**What you have to do:**
Give every line below again, exactly.

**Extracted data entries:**
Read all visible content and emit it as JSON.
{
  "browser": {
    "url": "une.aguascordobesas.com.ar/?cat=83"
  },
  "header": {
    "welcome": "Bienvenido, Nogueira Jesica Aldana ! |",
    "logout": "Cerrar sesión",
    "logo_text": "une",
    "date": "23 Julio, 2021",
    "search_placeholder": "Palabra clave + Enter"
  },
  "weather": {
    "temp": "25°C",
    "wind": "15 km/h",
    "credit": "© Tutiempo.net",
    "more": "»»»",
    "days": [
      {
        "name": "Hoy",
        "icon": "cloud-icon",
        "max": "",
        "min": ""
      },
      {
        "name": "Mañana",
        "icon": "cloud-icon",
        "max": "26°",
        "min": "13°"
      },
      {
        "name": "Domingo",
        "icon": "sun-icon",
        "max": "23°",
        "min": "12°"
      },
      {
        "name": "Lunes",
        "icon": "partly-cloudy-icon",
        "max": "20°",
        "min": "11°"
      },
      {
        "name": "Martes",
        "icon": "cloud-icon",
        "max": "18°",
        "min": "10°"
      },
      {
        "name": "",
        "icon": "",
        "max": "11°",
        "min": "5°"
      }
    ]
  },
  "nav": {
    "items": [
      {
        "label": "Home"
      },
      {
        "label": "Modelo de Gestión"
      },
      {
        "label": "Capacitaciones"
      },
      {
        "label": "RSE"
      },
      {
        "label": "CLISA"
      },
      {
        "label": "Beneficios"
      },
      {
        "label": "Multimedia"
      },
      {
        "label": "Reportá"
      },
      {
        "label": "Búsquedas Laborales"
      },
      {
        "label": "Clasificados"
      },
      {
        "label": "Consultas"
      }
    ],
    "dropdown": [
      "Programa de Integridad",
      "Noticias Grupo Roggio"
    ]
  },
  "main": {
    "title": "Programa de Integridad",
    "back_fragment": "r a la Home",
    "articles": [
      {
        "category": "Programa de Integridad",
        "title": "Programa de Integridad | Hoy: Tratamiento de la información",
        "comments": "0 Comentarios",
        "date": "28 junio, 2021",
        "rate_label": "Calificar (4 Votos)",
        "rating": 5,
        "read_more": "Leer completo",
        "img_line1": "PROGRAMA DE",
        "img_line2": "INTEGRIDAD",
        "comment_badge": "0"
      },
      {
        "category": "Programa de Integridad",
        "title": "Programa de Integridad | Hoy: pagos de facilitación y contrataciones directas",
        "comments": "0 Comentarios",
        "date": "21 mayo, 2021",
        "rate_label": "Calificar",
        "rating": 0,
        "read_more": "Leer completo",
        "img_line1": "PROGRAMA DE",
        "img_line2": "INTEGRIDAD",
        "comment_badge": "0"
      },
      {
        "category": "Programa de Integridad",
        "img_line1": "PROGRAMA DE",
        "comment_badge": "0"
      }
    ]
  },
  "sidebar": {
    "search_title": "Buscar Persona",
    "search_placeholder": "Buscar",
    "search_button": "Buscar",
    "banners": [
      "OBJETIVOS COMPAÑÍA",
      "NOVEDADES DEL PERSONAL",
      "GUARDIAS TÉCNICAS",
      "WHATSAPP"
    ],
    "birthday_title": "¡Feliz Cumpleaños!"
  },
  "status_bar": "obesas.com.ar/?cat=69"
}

**Output for this task:**
Read all visible content and emit it as JSON.
{
  "browser": {
    "url": "une.aguascordobesas.com.ar/?cat=83"
  },
  "header": {
    "welcome": "Bienvenido, Nogueira Jesica Aldana ! |",
    "logout": "Cerrar sesión",
    "logo_text": "une",
    "date": "23 Julio, 2021",
    "search_placeholder": "Palabra clave + Enter"
  },
  "weather": {
    "temp": "25°C",
    "wind": "15 km/h",
    "credit": "© Tutiempo.net",
    "more": "»»»",
    "days": [
      {
        "name": "Hoy",
        "icon": "cloud-icon",
        "max": "",
        "min": ""
      },
      {
        "name": "Mañana",
        "icon": "cloud-icon",
        "max": "26°",
        "min": "13°"
      },
      {
        "name": "Domingo",
        "icon": "sun-icon",
        "max": "23°",
        "min": "12°"
      },
      {
        "name": "Lunes",
        "icon": "partly-cloudy-icon",
        "max": "20°",
        "min": "11°"
      },
      {
        "name": "Martes",
        "icon": "cloud-icon",
        "max": "18°",
        "min": "10°"
      },
      {
        "name": "",
        "icon": "",
        "max": "11°",
        "min": "5°"
      }
    ]
  },
  "nav": {
    "items": [
      {
        "label": "Home"
      },
      {
        "label": "Modelo de Gestión"
      },
      {
        "label": "Capacitaciones"
      },
      {
        "label": "RSE"
      },
      {
        "label": "CLISA"
      },
      {
        "label": "Beneficios"
      },
      {
        "label": "Multimedia"
      },
      {
        "label": "Reportá"
      },
      {
        "label": "Búsquedas Laborales"
      },
      {
        "label": "Clasificados"
      },
      {
        "label": "Consultas"
      }
    ],
    "dropdown": [
      "Programa de Integridad",
      "Noticias Grupo Roggio"
    ]
  },
  "main": {
    "title": "Programa de Integridad",
    "back_fragment": "r a la Home",
    "articles": [
      {
        "category": "Programa de Integridad",
        "title": "Programa de Integridad | Hoy: Tratamiento de la información",
        "comments": "0 Comentarios",
        "date": "28 junio, 2021",
        "rate_label": "Calificar (4 Votos)",
        "rating": 5,
        "read_more": "Leer completo",
        "img_line1": "PROGRAMA DE",
        "img_line2": "INTEGRIDAD",
        "comment_badge": "0"
      },
      {
        "category": "Programa de Integridad",
        "title": "Programa de Integridad | Hoy: pagos de facilitación y contrataciones directas",
        "comments": "0 Comentarios",
        "date": "21 mayo, 2021",
        "rate_label": "Calificar",
        "rating": 0,
        "read_more": "Leer completo",
        "img_line1": "PROGRAMA DE",
        "img_line2": "INTEGRIDAD",
        "comment_badge": "0"
      },
      {
        "category": "Programa de Integridad",
        "img_line1": "PROGRAMA DE",
        "comment_badge": "0"
      }
    ]
  },
  "sidebar": {
    "search_title": "Buscar Persona",
    "search_placeholder": "Buscar",
    "search_button": "Buscar",
    "banners": [
      "OBJETIVOS COMPAÑÍA",
      "NOVEDADES DEL PERSONAL",
      "GUARDIAS TÉCNICAS",
      "WHATSAPP"
    ],
    "birthday_title": "¡Feliz Cumpleaños!"
  },
  "status_bar": "obesas.com.ar/?cat=69"
}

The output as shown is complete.